[THE INPUT]:
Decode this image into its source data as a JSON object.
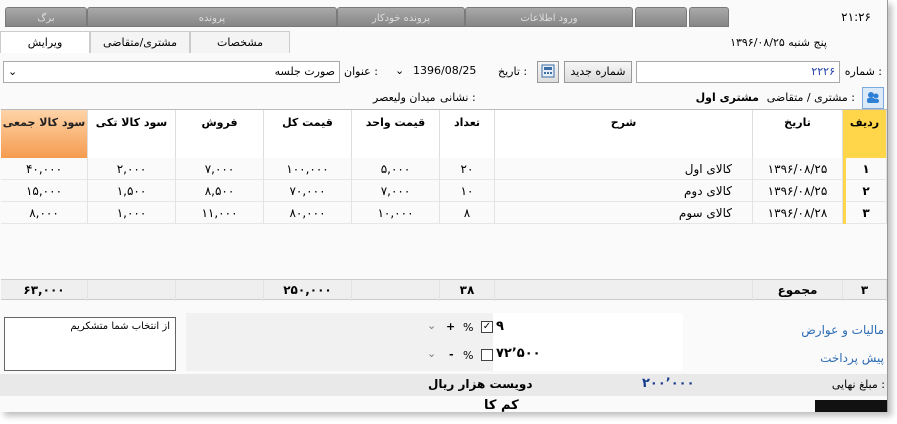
{
  "window": {
    "time": "۲۱:۲۶",
    "date_line": "پنج شنبه ۱۳۹۶/۰۸/۲۵"
  },
  "top_tabs": [
    "برگ",
    "پرونده",
    "پرونده خودکار",
    "ورود اطلاعات",
    "",
    ""
  ],
  "sub_tabs": [
    "ویرایش",
    "مشتری/متقاضی",
    "مشخصات"
  ],
  "header": {
    "number_label": "شماره :",
    "number_value": "۲۲۲۶",
    "new_number_button": "شماره جدید",
    "date_label": "تاریخ :",
    "date_value": "1396/08/25",
    "title_label": "عنوان :",
    "title_value": "صورت جلسه",
    "customer_label": "مشتری / متقاضی :",
    "customer_value": "مشتری اول",
    "address_label": "نشانی :",
    "address_value": "میدان ولیعصر"
  },
  "table": {
    "columns": [
      "ردیف",
      "تاریخ",
      "شرح",
      "تعداد",
      "قیمت واحد",
      "قیمت کل",
      "فروش",
      "سود کالا تکی",
      "سود کالا جمعی"
    ],
    "rows": [
      {
        "row": "۱",
        "date": "۱۳۹۶/۰۸/۲۵",
        "desc": "کالای اول",
        "qty": "۲۰",
        "unit": "۵,۰۰۰",
        "total": "۱۰۰,۰۰۰",
        "sale": "۷,۰۰۰",
        "single": "۲,۰۰۰",
        "group": "۴۰,۰۰۰"
      },
      {
        "row": "۲",
        "date": "۱۳۹۶/۰۸/۲۵",
        "desc": "کالای دوم",
        "qty": "۱۰",
        "unit": "۷,۰۰۰",
        "total": "۷۰,۰۰۰",
        "sale": "۸,۵۰۰",
        "single": "۱,۵۰۰",
        "group": "۱۵,۰۰۰"
      },
      {
        "row": "۳",
        "date": "۱۳۹۶/۰۸/۲۸",
        "desc": "کالای سوم",
        "qty": "۸",
        "unit": "۱۰,۰۰۰",
        "total": "۸۰,۰۰۰",
        "sale": "۱۱,۰۰۰",
        "single": "۱,۰۰۰",
        "group": "۸,۰۰۰"
      }
    ],
    "totals": {
      "row": "۳",
      "label": "مجموع",
      "qty": "۳۸",
      "total": "۲۵۰,۰۰۰",
      "group": "۶۳,۰۰۰"
    }
  },
  "footer": {
    "note": "از انتخاب شما متشکریم",
    "tax_link": "مالیات و عوارض",
    "prepay_link": "پیش پرداخت",
    "tax_value": "۹",
    "prepay_value": "۷۲٬۵۰۰",
    "percent": "%",
    "plus": "+",
    "minus": "-",
    "final_label": "مبلغ نهایی :",
    "final_value": "۲۰۰٬۰۰۰",
    "final_words": "دویست  هزار  ریال",
    "partial_text": "کم کا"
  }
}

[TO DO]: Using the material above, state how many lines include the string "group". Answer with a single number.

[EXERCISE SOLUTION]: 4